-- Start INPUT RECORDS --

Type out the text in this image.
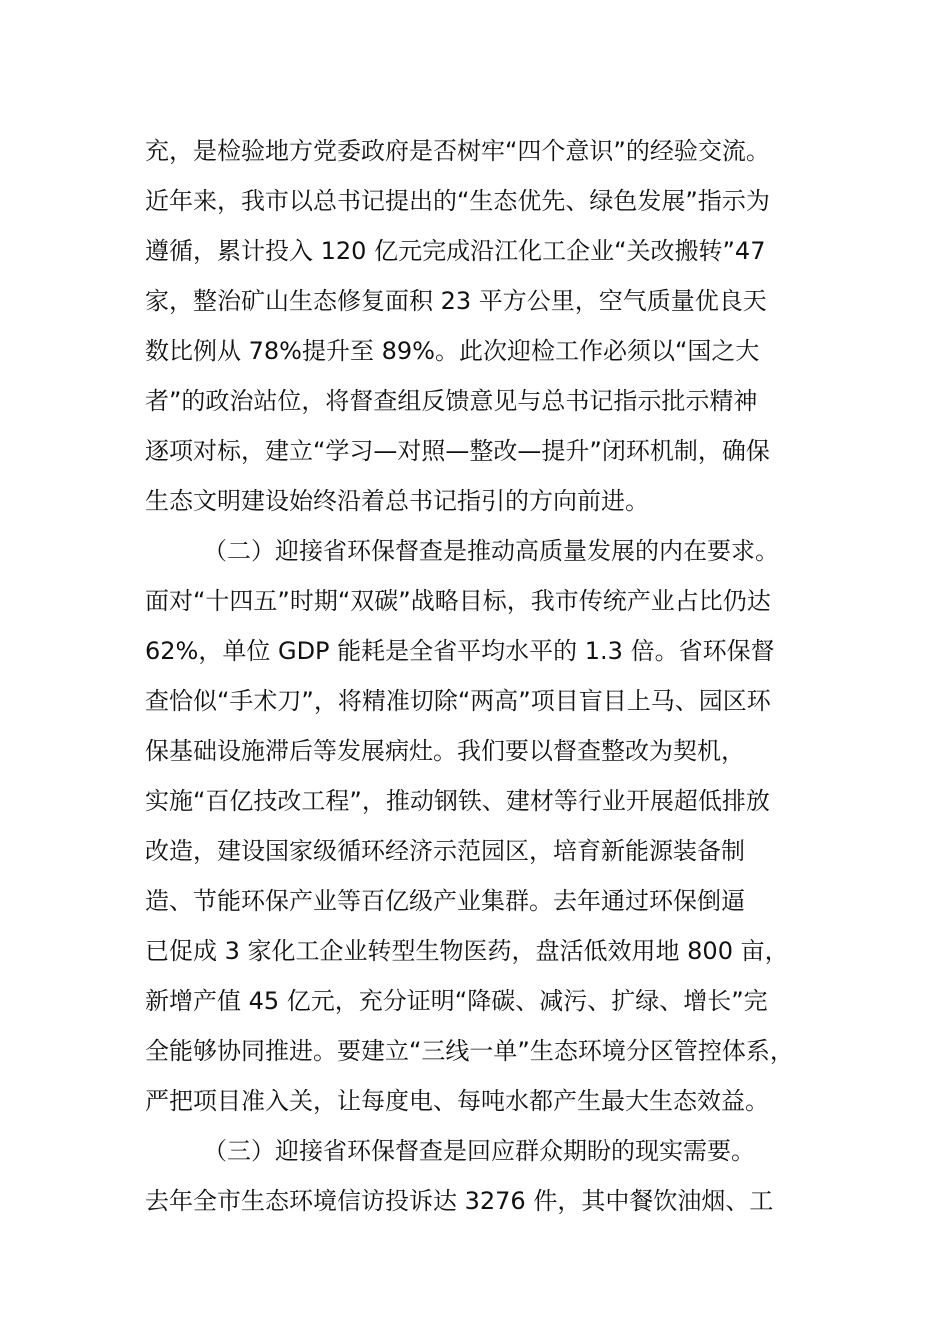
充，是检验地方党委政府是否树牢“四个意识”的经验交流。
近年来，我市以总书记提出的“生态优先、绿色发展”指示为
遵循，累计投入 120 亿元完成沿江化工企业“关改搬转”47
家，整治矿山生态修复面积 23 平方公里，空气质量优良天
数比例从 78%提升至 89%。此次迎检工作必须以“国之大
者”的政治站位，将督查组反馈意见与总书记指示批示精神
逐项对标，建立“学习—对照—整改—提升”闭环机制，确保
生态文明建设始终沿着总书记指引的方向前进。
（二）迎接省环保督查是推动高质量发展的内在要求。
面对“十四五”时期“双碳”战略目标，我市传统产业占比仍达
62%，单位 GDP 能耗是全省平均水平的 1.3 倍。省环保督
查恰似“手术刀”，将精准切除“两高”项目盲目上马、园区环
保基础设施滞后等发展病灶。我们要以督查整改为契机，
实施“百亿技改工程”，推动钢铁、建材等行业开展超低排放
改造，建设国家级循环经济示范园区，培育新能源装备制
造、节能环保产业等百亿级产业集群。去年通过环保倒逼
已促成 3 家化工企业转型生物医药，盘活低效用地 800 亩，
新增产值 45 亿元，充分证明“降碳、减污、扩绿、增长”完
全能够协同推进。要建立“三线一单”生态环境分区管控体系，
严把项目准入关，让每度电、每吨水都产生最大生态效益。
（三）迎接省环保督查是回应群众期盼的现实需要。
去年全市生态环境信访投诉达 3276 件，其中餐饮油烟、工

-- End INPUT RECORDS --

*THE REQUEST*
Print all of the entries word for word. Omit the pictures they contain.

*EXERCISE RESULT*
Type out the text in this image.
充，是检验地方党委政府是否树牢“四个意识”的经验交流。
近年来，我市以总书记提出的“生态优先、绿色发展”指示为
遵循，累计投入 120 亿元完成沿江化工企业“关改搬转”47
家，整治矿山生态修复面积 23 平方公里，空气质量优良天
数比例从 78%提升至 89%。此次迎检工作必须以“国之大
者”的政治站位，将督查组反馈意见与总书记指示批示精神
逐项对标，建立“学习—对照—整改—提升”闭环机制，确保
生态文明建设始终沿着总书记指引的方向前进。
（二）迎接省环保督查是推动高质量发展的内在要求。
面对“十四五”时期“双碳”战略目标，我市传统产业占比仍达
62%，单位 GDP 能耗是全省平均水平的 1.3 倍。省环保督
查恰似“手术刀”，将精准切除“两高”项目盲目上马、园区环
保基础设施滞后等发展病灶。我们要以督查整改为契机，
实施“百亿技改工程”，推动钢铁、建材等行业开展超低排放
改造，建设国家级循环经济示范园区，培育新能源装备制
造、节能环保产业等百亿级产业集群。去年通过环保倒逼
已促成 3 家化工企业转型生物医药，盘活低效用地 800 亩，
新增产值 45 亿元，充分证明“降碳、减污、扩绿、增长”完
全能够协同推进。要建立“三线一单”生态环境分区管控体系，
严把项目准入关，让每度电、每吨水都产生最大生态效益。
（三）迎接省环保督查是回应群众期盼的现实需要。
去年全市生态环境信访投诉达 3276 件，其中餐饮油烟、工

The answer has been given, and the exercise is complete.